Repeat each line of the material below exactly as it appears, minus any pictures.

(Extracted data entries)

** BEGIN **

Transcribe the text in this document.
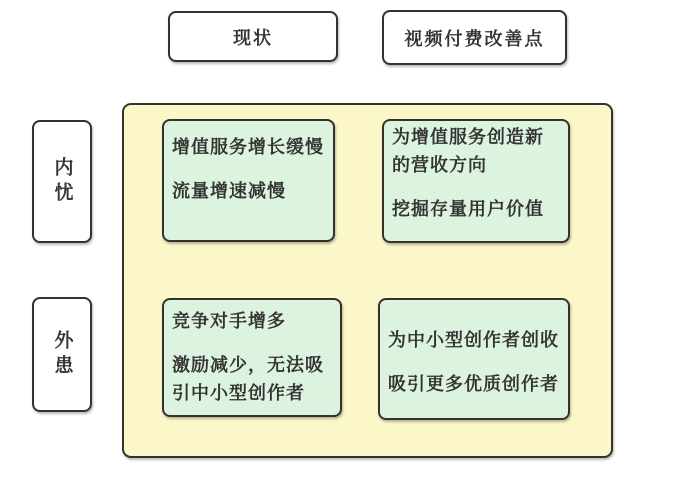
现状	视频付费改善点
内忧
外患

增值服务增长缓慢

流量增速减慢

为增值服务创造新的营收方向

挖掘存量用户价值

竞争对手增多

激励减少，无法吸引中小型创作者

为中小型创作者创收

吸引更多优质创作者
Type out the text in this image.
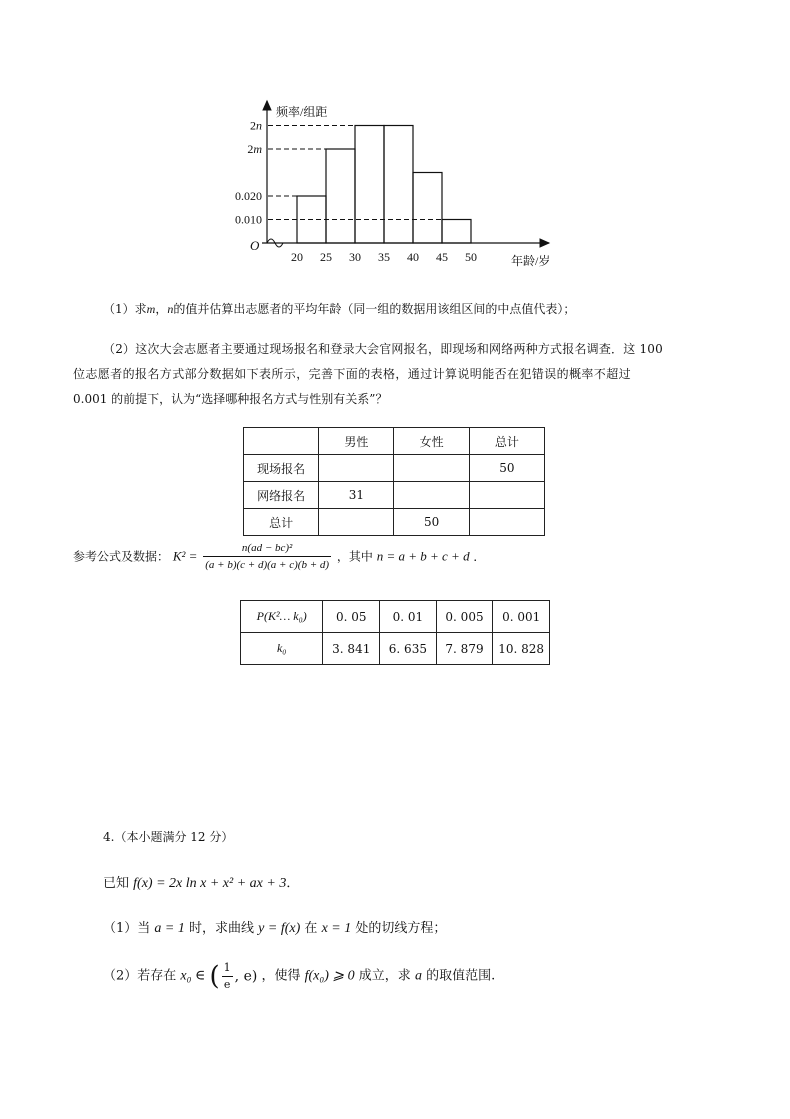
频率/组距
年龄/岁
O
0.010
0.020
2m
2n
20 25 30 35 40 45 50
（1）求m，n的值并估算出志愿者的平均年龄（同一组的数据用该组区间的中点值代表）；
（2）这次大会志愿者主要通过现场报名和登录大会官网报名，即现场和网络两种方式报名调查．这 100
位志愿者的报名方式部分数据如下表所示，完善下面的表格，通过计算说明能否在犯错误的概率不超过
0.001 的前提下，认为“选择哪种报名方式与性别有关系”？
	男性	女性	总计
现场报名			50
网络报名	31		
总计		50	
参考公式及数据： $K^2 = \frac{\text{n(ad − bc)²}}{(a + b)(c + d)(a + c)(b + d)}$ ，其中 n = a + b + c + d ．
P(K²… k₀)	0. 05	0. 01	0. 005	0. 001
k₀	3. 841	6. 635	7. 879	10. 828
4.（本小题满分 12 分）
已知 f(x) = 2x ln x + x² + ax + 3．
（1）当 a = 1 时，求曲线 y = f(x) 在 x = 1 处的切线方程；
（2）若存在 x₀ ∈ ( $\frac{1}{e}$ , e) ，使得 f(x₀) ⩾ 0 成立，求 a 的取值范围.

** END **

▸ **Response for this exercise**:
Transcribe the text in this document.
现状	视频付费改善点
内忧
外患

增值服务增长缓慢

流量增速减慢

为增值服务创造新的营收方向

挖掘存量用户价值

竞争对手增多

激励减少，无法吸引中小型创作者

为中小型创作者创收

吸引更多优质创作者
Type out the text in this image.
频率/组距
年龄/岁
O
0.010
0.020
2m
2n
20 25 30 35 40 45 50
（1）求m，n的值并估算出志愿者的平均年龄（同一组的数据用该组区间的中点值代表）；
（2）这次大会志愿者主要通过现场报名和登录大会官网报名，即现场和网络两种方式报名调查．这 100
位志愿者的报名方式部分数据如下表所示，完善下面的表格，通过计算说明能否在犯错误的概率不超过
0.001 的前提下，认为“选择哪种报名方式与性别有关系”？
	男性	女性	总计
现场报名			50
网络报名	31		
总计		50	
参考公式及数据： $K^2 = \frac{\text{n(ad − bc)²}}{(a + b)(c + d)(a + c)(b + d)}$ ，其中 n = a + b + c + d ．
P(K²… k₀)	0. 05	0. 01	0. 005	0. 001
k₀	3. 841	6. 635	7. 879	10. 828
4.（本小题满分 12 分）
已知 f(x) = 2x ln x + x² + ax + 3．
（1）当 a = 1 时，求曲线 y = f(x) 在 x = 1 处的切线方程；
（2）若存在 x₀ ∈ ( $\frac{1}{e}$ , e) ，使得 f(x₀) ⩾ 0 成立，求 a 的取值范围.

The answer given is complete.